- _GIVEN INSTRUCTION_
Below are entries. Pull out all lines containing "扩张小动脉".

(Stored records)
══════════════════════════════
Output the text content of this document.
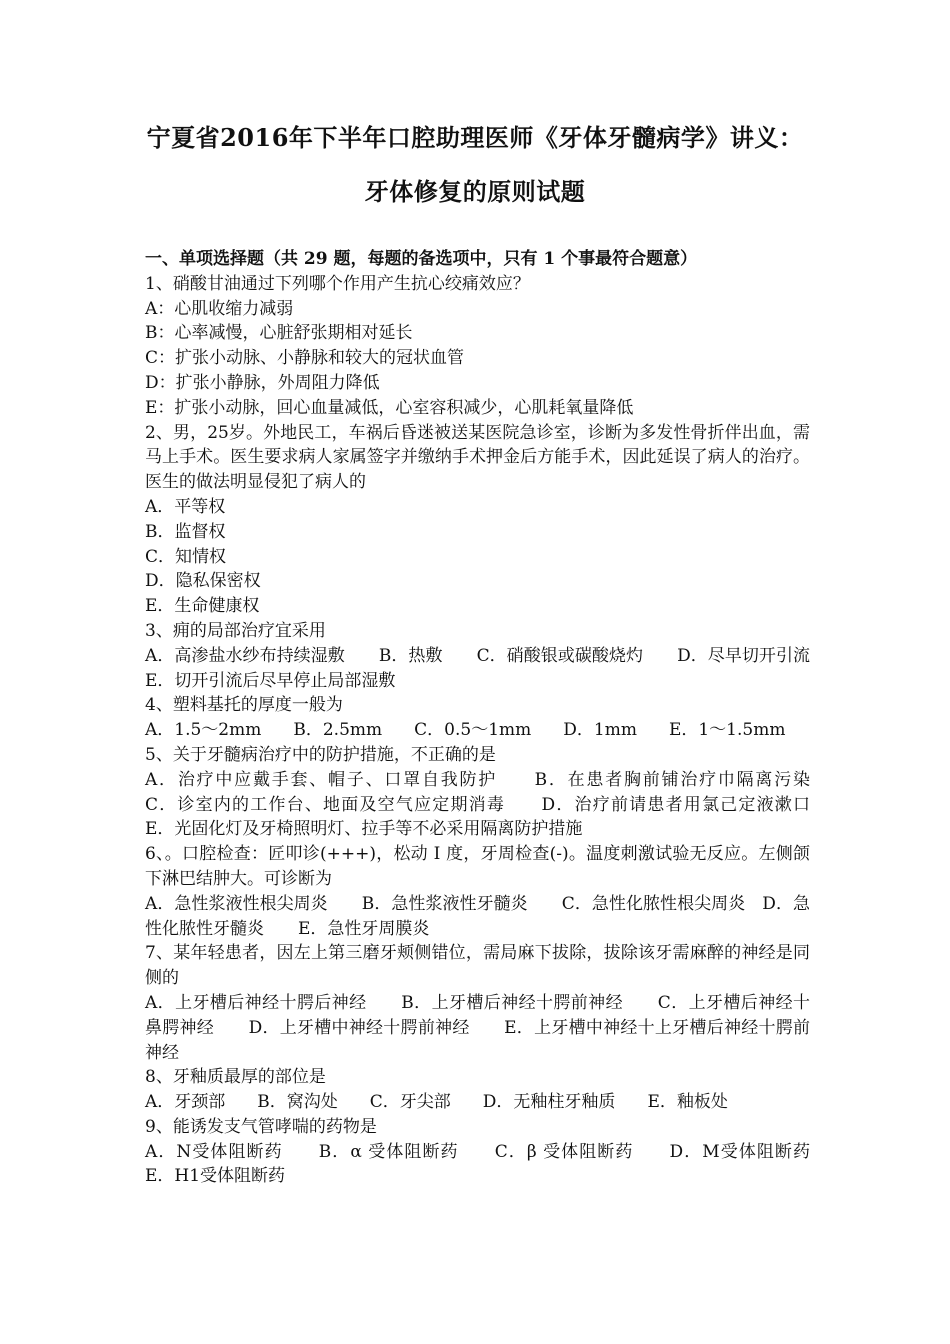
宁夏省2016年下半年口腔助理医师《牙体牙髓病学》讲义：
牙体修复的原则试题
一、单项选择题（共 29 题，每题的备选项中，只有 1 个事最符合题意）
1、硝酸甘油通过下列哪个作用产生抗心绞痛效应？
A：心肌收缩力减弱
B：心率减慢，心脏舒张期相对延长
C：扩张小动脉、小静脉和较大的冠状血管
D：扩张小静脉，外周阻力降低
E：扩张小动脉，回心血量减低，心室容积减少，心肌耗氧量降低
2、男，25岁。外地民工，车祸后昏迷被送某医院急诊室，诊断为多发性骨折伴出血，需马上手术。医生要求病人家属签字并缴纳手术押金后方能手术，因此延误了病人的治疗。医生的做法明显侵犯了病人的
A．平等权
B．监督权
C．知情权
D．隐私保密权
E．生命健康权
3、痈的局部治疗宜采用
A．高渗盐水纱布持续湿敷　　B．热敷　　C．硝酸银或碳酸烧灼　　D．尽早切开引流　　E．切开引流后尽早停止局部湿敷
4、塑料基托的厚度一般为
A．1.5～2mm B．2.5mm C．0.5～1mm D．1mm E．1～1.5mm
5、关于牙髓病治疗中的防护措施，不正确的是
A．治疗中应戴手套、帽子、口罩自我防护　　B．在患者胸前铺治疗巾隔离污染　　C．诊室内的工作台、地面及空气应定期消毒　　D．治疗前请患者用氯己定液漱口　　E．光固化灯及牙椅照明灯、拉手等不必采用隔离防护措施
6、。口腔检查：匠叩诊(+++)，松动 Ⅰ 度，牙周检查(-)。温度刺激试验无反应。左侧颌下淋巴结肿大。可诊断为
A．急性浆液性根尖周炎　　B．急性浆液性牙髓炎　　C．急性化脓性根尖周炎　D．急性化脓性牙髓炎　　E．急性牙周膜炎
7、某年轻患者，因左上第三磨牙颊侧错位，需局麻下拔除，拔除该牙需麻醉的神经是同侧的
A．上牙槽后神经十腭后神经　　B．上牙槽后神经十腭前神经　　C．上牙槽后神经十鼻腭神经　　D．上牙槽中神经十腭前神经　　E．上牙槽中神经十上牙槽后神经十腭前神经
8、牙釉质最厚的部位是
A．牙颈部 B．窝沟处 C．牙尖部 D．无釉柱牙釉质 E．釉板处
9、能诱发支气管哮喘的药物是
A．N受体阻断药　　B．α 受体阻断药　　C．β 受体阻断药　　D．M受体阻断药　　E．H1受体阻断药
══════════════════════════════
- _SOLUTION TO THIS PROBLEM_
C：扩张小动脉、小静脉和较大的冠状血管
E：扩张小动脉，回心血量减低，心室容积减少，心肌耗氧量降低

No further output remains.